* Problem details:
In the entries below, find every line with "content" and copy it.

* Provided material:
* * *
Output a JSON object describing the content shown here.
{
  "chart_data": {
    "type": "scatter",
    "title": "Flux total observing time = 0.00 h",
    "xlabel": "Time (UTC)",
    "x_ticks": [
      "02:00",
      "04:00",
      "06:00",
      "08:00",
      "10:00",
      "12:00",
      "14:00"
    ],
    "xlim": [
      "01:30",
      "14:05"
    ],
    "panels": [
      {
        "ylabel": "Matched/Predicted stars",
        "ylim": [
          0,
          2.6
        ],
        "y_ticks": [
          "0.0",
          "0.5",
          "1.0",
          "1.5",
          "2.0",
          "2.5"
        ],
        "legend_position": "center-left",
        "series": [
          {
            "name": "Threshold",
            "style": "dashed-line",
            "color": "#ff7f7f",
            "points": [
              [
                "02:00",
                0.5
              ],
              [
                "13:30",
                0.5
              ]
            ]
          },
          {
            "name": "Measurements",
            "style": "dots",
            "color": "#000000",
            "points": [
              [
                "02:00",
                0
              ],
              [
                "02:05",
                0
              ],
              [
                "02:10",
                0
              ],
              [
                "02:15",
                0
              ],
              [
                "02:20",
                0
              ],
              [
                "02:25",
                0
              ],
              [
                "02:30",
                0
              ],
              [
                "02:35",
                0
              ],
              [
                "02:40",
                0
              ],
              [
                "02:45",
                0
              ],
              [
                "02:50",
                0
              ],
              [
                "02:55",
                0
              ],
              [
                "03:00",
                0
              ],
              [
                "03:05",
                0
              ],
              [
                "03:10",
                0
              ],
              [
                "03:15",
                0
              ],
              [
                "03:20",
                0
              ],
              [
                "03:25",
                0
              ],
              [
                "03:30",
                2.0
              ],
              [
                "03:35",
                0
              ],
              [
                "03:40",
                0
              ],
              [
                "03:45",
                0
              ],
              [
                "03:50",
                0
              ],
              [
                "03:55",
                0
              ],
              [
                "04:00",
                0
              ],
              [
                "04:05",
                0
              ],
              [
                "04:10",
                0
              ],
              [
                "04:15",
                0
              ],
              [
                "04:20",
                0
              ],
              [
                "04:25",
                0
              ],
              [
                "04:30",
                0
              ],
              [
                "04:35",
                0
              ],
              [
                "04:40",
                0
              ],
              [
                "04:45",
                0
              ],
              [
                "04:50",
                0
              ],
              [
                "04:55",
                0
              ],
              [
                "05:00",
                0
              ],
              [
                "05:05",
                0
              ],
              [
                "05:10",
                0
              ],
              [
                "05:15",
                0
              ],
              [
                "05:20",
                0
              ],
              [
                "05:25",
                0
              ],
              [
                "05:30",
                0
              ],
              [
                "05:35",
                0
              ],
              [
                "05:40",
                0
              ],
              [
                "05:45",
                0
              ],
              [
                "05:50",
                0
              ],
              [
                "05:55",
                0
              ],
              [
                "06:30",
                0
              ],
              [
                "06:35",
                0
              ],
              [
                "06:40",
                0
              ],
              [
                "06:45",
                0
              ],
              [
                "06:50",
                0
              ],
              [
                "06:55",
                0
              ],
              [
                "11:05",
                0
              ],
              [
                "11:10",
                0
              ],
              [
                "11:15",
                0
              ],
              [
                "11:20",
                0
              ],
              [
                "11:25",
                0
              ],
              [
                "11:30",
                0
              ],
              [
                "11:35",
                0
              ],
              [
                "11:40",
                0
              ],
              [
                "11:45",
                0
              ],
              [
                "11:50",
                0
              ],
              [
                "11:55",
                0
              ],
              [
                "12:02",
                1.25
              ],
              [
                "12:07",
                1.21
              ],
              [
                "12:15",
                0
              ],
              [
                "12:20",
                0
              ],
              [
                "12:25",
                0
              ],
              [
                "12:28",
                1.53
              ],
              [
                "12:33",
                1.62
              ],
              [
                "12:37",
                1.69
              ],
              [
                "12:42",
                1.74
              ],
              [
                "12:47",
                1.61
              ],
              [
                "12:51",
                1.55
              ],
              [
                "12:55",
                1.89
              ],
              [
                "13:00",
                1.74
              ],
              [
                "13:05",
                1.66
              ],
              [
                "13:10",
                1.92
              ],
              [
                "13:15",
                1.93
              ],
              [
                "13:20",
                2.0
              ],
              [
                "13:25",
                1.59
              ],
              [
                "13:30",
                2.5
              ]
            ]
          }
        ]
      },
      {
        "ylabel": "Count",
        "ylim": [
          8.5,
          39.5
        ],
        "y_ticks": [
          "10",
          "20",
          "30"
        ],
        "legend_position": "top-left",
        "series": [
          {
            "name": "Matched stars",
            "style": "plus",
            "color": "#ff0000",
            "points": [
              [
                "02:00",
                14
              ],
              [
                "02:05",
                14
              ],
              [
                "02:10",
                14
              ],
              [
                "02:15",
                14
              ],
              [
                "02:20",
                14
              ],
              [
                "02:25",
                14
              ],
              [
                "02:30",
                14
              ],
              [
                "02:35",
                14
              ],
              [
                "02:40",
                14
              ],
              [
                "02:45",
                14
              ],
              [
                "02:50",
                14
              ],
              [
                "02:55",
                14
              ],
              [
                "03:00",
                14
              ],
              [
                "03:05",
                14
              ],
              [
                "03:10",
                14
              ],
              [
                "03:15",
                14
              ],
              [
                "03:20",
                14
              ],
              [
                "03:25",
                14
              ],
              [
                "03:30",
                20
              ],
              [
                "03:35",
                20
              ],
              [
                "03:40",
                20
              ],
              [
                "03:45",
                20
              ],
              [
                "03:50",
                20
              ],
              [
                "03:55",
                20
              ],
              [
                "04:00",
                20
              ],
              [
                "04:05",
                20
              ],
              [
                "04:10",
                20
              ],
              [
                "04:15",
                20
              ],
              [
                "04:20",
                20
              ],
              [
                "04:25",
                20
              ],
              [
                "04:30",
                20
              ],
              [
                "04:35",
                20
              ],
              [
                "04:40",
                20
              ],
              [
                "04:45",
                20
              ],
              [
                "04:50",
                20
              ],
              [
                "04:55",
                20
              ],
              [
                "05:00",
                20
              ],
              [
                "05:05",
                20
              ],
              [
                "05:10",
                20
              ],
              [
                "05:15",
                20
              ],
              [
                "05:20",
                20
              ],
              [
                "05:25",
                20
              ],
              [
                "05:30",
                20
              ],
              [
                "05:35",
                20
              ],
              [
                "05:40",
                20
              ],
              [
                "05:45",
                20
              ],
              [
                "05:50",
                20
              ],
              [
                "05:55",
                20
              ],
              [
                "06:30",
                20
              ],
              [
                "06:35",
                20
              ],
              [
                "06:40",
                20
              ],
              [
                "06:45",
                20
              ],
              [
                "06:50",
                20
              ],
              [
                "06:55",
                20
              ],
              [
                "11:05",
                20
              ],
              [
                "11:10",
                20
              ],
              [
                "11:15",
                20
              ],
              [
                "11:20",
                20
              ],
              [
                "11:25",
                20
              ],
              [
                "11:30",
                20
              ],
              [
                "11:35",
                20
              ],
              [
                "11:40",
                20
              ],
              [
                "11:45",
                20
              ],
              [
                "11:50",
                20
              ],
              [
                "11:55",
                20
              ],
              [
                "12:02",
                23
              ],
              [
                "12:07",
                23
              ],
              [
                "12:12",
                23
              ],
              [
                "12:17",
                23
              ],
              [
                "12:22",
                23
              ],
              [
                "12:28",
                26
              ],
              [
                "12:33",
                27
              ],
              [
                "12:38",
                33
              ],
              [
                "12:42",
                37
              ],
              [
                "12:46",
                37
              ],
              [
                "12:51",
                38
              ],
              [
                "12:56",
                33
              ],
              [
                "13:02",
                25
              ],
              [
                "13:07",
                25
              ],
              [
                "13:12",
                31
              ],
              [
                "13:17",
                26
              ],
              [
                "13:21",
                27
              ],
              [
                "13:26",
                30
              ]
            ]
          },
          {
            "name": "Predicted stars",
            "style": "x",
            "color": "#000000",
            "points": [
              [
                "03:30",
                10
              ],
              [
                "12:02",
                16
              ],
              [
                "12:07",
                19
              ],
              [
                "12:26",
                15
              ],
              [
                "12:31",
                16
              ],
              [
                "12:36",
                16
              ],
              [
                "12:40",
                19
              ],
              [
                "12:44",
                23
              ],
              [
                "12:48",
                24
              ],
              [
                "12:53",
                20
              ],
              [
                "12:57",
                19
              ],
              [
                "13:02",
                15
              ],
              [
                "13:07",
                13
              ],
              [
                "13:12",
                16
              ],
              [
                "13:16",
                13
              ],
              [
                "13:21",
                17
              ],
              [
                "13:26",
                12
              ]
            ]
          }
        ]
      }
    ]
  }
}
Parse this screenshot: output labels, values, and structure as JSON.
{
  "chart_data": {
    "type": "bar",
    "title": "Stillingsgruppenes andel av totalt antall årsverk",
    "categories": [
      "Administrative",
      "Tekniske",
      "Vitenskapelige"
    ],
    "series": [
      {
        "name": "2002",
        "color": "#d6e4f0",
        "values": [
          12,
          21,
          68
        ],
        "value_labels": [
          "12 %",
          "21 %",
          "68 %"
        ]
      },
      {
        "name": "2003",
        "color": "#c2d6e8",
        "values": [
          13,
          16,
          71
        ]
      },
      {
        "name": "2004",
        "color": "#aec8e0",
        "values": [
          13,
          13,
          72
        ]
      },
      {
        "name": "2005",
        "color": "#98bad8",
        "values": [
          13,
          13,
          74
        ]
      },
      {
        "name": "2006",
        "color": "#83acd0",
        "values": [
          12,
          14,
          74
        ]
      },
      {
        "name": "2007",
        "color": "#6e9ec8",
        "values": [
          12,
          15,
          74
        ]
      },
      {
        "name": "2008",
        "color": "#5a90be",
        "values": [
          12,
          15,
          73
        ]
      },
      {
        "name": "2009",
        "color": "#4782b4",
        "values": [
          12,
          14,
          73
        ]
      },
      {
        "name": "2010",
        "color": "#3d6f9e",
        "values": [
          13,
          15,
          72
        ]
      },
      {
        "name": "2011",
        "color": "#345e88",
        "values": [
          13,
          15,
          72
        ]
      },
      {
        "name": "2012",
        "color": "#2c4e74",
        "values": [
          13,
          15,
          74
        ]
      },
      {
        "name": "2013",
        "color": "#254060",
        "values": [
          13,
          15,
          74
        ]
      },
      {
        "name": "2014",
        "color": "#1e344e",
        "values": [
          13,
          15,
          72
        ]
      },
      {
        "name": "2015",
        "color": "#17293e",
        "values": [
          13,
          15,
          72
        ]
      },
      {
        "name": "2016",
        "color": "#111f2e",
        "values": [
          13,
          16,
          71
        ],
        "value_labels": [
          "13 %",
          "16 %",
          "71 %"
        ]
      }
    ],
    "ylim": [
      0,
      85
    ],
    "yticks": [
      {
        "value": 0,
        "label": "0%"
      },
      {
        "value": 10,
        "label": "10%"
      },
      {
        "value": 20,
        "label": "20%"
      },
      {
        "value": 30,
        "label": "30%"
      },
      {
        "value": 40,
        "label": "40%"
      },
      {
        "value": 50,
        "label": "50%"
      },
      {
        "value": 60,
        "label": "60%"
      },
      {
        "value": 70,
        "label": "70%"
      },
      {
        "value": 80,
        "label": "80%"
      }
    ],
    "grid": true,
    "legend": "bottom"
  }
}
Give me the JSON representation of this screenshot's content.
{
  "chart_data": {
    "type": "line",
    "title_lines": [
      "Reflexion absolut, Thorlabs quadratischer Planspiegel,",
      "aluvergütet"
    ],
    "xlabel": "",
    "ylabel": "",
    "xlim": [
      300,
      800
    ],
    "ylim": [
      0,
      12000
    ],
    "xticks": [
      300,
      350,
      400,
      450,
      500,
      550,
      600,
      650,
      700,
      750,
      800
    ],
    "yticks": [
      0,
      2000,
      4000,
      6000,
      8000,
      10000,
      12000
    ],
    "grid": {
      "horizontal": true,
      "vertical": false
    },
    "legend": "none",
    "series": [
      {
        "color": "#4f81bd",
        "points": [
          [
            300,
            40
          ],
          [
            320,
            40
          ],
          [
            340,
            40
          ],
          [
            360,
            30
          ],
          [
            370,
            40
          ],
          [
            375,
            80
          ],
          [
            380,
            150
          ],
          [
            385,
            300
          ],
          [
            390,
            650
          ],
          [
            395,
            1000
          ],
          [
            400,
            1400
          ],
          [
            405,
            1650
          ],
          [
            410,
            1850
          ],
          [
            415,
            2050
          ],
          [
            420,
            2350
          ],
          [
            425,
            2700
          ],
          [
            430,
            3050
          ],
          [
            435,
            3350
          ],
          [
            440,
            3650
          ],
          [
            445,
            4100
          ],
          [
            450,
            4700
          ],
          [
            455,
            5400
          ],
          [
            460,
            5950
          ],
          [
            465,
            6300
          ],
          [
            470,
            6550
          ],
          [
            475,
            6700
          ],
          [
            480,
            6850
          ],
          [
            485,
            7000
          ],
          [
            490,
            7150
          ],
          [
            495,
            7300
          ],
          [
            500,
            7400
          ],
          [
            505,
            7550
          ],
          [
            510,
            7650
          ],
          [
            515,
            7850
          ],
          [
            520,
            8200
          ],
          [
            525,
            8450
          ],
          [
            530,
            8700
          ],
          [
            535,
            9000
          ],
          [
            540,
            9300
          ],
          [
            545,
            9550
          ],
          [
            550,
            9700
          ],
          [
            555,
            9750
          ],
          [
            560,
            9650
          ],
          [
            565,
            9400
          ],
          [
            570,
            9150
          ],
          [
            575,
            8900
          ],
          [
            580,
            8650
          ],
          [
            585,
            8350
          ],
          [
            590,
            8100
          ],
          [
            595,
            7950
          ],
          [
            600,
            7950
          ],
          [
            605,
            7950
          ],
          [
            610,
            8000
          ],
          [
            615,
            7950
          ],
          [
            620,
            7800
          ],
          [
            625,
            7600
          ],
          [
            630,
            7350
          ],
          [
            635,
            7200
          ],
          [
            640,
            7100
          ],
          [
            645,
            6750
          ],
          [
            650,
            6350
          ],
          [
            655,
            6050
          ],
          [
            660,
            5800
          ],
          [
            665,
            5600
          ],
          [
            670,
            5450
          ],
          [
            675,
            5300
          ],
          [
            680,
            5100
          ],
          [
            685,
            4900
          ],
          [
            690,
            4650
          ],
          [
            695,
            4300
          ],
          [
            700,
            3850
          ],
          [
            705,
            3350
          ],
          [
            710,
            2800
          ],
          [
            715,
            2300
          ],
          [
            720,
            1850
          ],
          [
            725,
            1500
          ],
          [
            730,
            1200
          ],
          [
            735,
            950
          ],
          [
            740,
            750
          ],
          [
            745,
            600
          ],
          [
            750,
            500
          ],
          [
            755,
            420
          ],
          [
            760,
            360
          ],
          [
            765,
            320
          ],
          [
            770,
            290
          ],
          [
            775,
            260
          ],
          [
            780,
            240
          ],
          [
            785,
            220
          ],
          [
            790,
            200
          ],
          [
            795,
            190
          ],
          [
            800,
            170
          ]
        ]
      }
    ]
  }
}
* * *
* Reply:
Output a JSON object describing the content shown here.
Give me the JSON representation of this screenshot's content.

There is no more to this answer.